Chart and figure data

══════════

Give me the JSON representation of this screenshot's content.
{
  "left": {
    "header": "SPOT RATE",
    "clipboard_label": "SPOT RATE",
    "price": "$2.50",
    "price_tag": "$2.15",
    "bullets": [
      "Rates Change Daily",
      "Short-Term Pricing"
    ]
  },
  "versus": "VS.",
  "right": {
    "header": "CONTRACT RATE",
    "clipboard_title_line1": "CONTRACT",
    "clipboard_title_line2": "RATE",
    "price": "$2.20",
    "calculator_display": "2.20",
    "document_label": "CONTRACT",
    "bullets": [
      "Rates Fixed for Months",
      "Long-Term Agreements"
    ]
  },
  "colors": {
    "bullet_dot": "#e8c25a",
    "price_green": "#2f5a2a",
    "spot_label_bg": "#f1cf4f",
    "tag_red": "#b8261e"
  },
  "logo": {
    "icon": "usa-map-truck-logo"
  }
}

══════════

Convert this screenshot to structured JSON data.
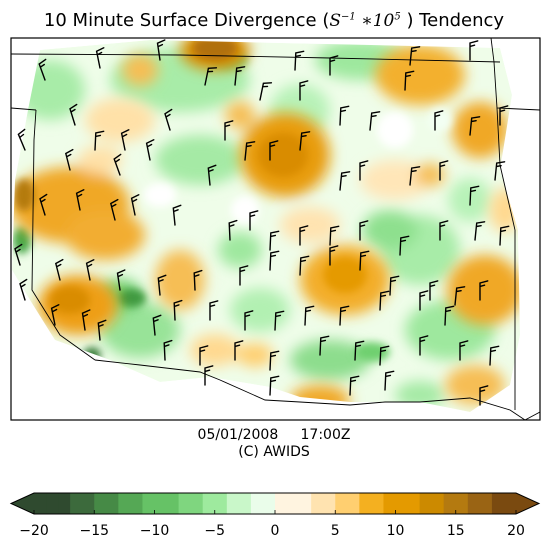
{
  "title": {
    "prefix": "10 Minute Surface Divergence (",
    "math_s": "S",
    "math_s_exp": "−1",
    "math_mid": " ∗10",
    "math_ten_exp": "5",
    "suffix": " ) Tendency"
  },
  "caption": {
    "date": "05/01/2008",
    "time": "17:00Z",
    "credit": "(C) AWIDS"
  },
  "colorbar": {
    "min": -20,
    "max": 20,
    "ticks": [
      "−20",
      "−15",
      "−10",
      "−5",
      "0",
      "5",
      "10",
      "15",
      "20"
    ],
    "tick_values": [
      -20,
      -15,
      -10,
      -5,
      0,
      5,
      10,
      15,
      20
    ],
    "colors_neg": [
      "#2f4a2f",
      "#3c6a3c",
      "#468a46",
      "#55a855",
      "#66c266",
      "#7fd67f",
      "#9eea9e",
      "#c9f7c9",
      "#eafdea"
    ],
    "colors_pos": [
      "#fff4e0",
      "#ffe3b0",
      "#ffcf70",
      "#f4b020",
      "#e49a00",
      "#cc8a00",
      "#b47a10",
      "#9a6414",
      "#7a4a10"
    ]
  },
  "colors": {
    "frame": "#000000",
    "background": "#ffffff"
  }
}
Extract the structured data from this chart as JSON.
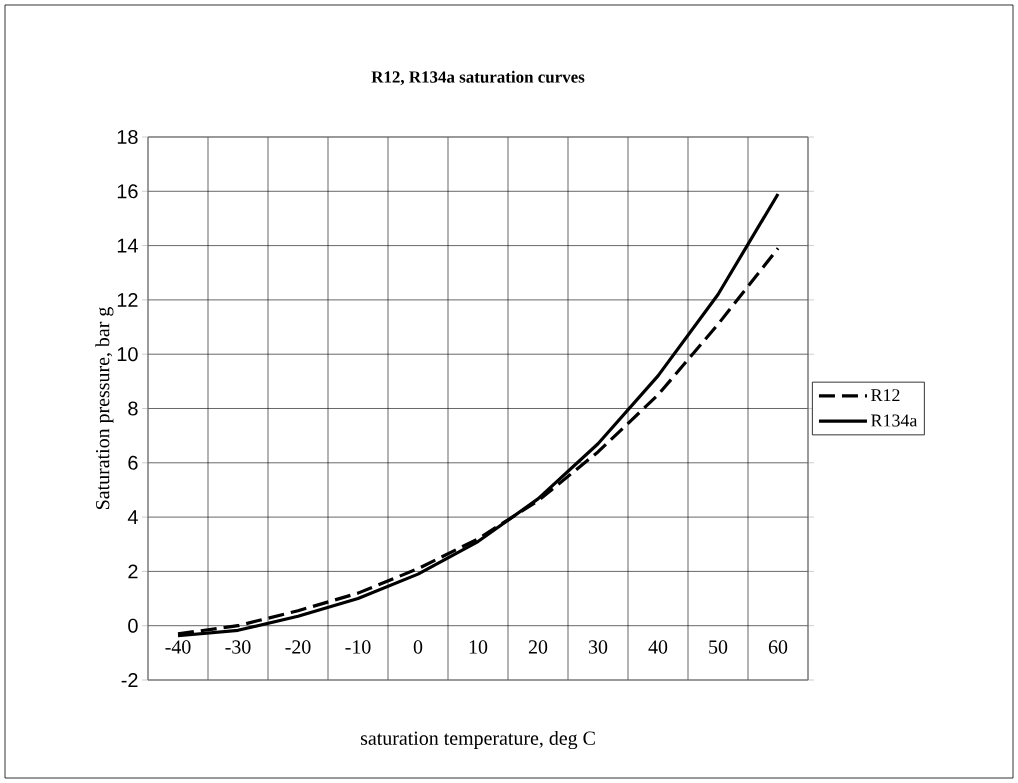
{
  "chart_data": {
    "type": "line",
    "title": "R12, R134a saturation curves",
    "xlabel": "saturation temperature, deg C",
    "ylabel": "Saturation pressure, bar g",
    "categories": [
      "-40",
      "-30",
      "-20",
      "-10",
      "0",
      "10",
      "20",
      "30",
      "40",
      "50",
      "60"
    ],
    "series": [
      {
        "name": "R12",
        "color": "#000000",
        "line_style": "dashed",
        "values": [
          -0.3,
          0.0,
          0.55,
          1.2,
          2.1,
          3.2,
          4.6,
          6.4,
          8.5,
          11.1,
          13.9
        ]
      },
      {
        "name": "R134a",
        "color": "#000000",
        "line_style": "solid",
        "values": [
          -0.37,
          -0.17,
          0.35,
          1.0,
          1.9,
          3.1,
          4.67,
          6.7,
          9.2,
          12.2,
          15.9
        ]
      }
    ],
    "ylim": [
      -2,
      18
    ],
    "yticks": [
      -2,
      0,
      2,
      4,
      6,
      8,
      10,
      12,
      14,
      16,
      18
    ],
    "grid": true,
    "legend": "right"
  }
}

══════════

SET EXERCISE: From the entries, report each line that includes the word "CONTRACT".

THE RESPONSE:
    "header": "CONTRACT RATE",
    "clipboard_title_line1": "CONTRACT",
    "document_label": "CONTRACT",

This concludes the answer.